→ **Brano da leggere**

######

Il Tar ha annullato l’ordinanza con la quale il 17 aprile scorso il Presidente della Regione Lazio ha imposto l’obbligo della vaccinazione antinfluenzale stagionale per tutte le persone al di sopra dei 65 anni di età (pena il divieto di frequentare luoghi di facile assembramento come centri sociali e case di riposo) nonché per tutto il personale sanitario e sociosanitario operante in ambito regionale (pena il divieto di avere accesso ai rispettivi luoghi di lavoro), raccomandandola per i bambini tra i sei mesi ed i sei anni. Una sentenza con la quale ha accolto un ricorso proposto dall’Associazione Codici Nazionale e del Lazio.
Come scrive Il Messaggero, il Tar ha ritenuto che «non è disconosciuta dalla Corte costituzionale la possibilità che le Regioni possano legiferare in settori riservati al legislatore statale», ma «a condizione che vengano rispettati i ‘principì fissati dalla legge statale»; e «nel caso di specie la ‘soglià stabilita dal legislatore statale tra obbligo e raccomandazione del vaccino antinfluenzale, poiché costituisce il frutto di una operazione di bilanciamento complessa ed articolata tra libertà del singolo e tutela della salute individuale e collettiva, non potrebbe essere derogata dalle regioni neppure in melius ossia in senso più restrittivo».
«La normativa emergenziale COVID non ammette simili interventi regionali in materia di vaccinazioni obbligatorie -conclude il Tar- Le disposizioni in materia di igiene e sanità nonché di protezione civile non recano previsioni che possano autorizzare le regioni ad adottare questo tipo di ordinanze allorché il fenomeno assuma, come nella specie, un rilievo di carattere nazionale; L’ordinamento costituzionale non tollera interventi regionali di questo genere, diretti nella sostanza ad alterare taluni difficili equilibri raggiunti dagli organi del potere centrale». E la conclusione è che «al di là della ragionevolezza della misura, la sua introduzione non rientra nella sfera di attribuzioni regionale ma, semmai, soltanto in quella statale».

######

→ **Esercizi da svolgere**
a: Secondo il brano da leggere, quale associazione ha presentato il ricorso accolto dal Tar?
b: Elenca tutti i gruppi di persone a cui si rivolgeva l’ordinanza del 17 aprile, come li descrive il brano da leggere.

######

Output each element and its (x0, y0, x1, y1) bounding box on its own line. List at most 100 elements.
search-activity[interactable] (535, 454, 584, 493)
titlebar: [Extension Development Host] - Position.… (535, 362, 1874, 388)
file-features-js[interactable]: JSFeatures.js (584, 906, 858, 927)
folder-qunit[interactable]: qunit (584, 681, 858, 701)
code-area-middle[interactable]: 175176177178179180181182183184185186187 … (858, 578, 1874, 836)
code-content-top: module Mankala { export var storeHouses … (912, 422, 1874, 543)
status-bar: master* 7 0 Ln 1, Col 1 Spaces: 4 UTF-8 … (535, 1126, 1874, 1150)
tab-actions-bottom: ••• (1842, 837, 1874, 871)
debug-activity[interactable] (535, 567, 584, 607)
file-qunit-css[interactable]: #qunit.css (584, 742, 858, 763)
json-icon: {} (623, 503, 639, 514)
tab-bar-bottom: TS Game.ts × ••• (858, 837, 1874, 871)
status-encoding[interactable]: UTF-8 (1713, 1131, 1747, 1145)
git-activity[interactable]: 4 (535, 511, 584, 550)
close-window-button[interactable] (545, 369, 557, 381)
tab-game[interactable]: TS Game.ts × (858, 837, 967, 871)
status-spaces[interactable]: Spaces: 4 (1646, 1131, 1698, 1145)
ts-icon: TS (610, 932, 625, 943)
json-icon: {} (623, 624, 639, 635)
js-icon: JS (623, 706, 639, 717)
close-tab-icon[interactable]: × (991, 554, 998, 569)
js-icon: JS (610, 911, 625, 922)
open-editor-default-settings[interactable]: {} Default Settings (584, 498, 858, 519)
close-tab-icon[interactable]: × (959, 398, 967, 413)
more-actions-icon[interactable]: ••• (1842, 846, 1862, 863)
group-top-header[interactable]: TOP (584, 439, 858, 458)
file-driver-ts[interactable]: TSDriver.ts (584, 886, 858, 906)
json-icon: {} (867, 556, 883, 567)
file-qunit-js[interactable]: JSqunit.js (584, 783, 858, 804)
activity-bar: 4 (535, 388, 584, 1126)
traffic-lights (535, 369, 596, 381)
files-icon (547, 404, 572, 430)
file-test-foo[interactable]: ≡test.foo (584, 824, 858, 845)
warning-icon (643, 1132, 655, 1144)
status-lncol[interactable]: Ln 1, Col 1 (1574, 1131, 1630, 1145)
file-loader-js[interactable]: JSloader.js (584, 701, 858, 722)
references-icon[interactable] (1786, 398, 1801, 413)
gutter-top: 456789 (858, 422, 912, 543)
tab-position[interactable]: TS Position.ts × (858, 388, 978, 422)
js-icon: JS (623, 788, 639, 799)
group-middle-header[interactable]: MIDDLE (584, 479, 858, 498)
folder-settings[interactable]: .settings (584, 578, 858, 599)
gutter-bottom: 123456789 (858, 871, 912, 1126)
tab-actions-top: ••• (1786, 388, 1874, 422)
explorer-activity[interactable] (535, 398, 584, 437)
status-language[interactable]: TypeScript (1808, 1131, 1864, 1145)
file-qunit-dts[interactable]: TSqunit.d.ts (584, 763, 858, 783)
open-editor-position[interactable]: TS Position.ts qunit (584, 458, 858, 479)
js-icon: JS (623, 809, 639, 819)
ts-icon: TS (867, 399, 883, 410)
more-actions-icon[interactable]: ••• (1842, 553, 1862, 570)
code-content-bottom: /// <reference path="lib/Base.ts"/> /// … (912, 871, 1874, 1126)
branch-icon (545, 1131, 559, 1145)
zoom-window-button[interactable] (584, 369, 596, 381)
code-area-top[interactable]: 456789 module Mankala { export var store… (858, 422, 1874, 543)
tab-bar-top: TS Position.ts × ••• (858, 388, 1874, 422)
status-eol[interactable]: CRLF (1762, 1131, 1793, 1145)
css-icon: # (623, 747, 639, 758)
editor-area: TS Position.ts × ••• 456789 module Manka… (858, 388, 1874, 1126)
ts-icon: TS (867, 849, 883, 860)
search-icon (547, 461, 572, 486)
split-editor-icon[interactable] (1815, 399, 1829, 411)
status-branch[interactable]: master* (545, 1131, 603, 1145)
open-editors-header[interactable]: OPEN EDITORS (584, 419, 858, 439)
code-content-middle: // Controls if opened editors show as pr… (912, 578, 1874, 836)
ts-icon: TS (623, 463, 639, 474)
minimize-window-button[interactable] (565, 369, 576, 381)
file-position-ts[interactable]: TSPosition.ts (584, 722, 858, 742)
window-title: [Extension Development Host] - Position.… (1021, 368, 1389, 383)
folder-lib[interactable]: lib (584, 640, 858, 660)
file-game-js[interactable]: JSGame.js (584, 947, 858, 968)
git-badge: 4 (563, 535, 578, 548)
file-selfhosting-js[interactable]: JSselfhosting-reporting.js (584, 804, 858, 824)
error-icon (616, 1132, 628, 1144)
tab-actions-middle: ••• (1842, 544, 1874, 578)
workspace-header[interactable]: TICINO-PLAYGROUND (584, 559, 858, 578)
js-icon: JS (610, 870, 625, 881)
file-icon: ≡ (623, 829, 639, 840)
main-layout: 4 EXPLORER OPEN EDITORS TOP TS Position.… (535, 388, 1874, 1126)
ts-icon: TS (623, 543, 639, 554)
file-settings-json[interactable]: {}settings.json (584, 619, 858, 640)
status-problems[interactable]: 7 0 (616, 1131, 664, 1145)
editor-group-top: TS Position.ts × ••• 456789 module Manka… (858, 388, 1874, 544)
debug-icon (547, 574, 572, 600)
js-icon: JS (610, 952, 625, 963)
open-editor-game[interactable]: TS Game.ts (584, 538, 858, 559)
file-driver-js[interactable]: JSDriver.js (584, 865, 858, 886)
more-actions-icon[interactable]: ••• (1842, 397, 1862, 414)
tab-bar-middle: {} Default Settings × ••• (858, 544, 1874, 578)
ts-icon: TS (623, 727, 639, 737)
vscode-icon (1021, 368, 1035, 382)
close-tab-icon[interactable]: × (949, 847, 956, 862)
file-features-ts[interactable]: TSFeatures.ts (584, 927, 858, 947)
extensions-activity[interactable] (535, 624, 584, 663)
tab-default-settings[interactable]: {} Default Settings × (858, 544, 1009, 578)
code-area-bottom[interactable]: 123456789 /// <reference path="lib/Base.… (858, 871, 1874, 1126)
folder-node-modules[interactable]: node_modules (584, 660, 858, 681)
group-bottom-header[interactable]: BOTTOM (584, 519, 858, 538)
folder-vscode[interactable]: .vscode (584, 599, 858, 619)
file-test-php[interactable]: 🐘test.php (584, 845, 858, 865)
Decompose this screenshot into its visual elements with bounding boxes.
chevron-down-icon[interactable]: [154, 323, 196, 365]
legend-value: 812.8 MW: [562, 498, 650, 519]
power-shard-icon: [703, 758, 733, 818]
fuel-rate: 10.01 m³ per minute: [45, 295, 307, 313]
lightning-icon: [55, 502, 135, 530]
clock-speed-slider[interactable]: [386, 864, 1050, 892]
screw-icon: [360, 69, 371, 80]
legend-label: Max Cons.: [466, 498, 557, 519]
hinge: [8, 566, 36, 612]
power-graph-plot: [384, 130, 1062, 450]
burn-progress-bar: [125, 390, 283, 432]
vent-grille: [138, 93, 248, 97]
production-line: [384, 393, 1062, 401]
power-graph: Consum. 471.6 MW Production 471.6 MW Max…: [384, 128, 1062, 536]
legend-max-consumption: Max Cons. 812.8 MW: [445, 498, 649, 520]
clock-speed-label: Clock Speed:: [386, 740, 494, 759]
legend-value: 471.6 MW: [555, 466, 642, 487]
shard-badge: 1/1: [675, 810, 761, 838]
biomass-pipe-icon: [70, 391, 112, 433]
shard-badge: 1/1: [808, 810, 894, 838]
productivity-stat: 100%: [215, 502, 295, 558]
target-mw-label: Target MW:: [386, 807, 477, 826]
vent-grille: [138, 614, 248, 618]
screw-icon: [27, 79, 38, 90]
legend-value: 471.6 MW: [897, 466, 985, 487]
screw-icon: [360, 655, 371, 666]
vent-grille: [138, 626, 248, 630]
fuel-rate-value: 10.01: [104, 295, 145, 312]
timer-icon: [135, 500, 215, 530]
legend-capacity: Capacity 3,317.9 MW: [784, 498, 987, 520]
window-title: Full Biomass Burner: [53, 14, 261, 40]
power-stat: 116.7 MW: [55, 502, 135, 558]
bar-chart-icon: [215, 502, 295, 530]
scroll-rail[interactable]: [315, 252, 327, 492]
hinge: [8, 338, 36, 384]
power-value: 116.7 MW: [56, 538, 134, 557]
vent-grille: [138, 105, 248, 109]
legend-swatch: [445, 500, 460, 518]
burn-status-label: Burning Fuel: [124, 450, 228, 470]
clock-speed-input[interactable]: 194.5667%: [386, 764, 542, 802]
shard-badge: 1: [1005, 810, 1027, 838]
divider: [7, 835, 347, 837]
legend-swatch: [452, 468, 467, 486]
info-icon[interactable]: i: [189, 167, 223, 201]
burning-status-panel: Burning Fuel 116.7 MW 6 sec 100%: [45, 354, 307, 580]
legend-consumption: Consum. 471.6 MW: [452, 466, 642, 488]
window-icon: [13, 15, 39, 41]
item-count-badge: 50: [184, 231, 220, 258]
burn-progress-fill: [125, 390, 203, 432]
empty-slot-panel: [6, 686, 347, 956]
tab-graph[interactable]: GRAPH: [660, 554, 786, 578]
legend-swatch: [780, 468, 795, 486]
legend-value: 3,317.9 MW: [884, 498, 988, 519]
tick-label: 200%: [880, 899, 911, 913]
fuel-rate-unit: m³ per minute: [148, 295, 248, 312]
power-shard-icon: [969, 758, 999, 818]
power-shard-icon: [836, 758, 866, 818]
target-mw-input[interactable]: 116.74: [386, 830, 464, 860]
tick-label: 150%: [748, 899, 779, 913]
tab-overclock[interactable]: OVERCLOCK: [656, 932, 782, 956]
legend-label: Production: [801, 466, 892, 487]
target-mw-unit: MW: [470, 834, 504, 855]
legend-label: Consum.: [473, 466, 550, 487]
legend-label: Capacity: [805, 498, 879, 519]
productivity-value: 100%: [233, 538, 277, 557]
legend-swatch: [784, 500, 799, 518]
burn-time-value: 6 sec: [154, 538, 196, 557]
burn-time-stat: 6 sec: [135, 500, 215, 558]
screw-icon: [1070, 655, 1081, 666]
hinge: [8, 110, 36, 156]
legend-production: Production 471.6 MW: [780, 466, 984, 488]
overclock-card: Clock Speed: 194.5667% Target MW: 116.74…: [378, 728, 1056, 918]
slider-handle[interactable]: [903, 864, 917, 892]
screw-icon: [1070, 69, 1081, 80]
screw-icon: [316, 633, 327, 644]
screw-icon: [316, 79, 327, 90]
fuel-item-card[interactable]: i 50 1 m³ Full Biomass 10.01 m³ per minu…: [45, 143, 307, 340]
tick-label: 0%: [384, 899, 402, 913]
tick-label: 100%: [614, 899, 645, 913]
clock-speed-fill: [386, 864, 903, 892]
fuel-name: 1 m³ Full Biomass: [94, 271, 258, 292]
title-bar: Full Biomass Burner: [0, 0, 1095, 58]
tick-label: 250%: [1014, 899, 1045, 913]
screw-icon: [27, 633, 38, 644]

######

→ **Soluzioni**
a: L’Associazione Codici Nazionale e del Lazio.

b:
- Le persone al di sopra dei 65 anni di età
- Il personale sanitario e sociosanitario operante in ambito regionale
- I bambini tra i sei mesi e i sei anni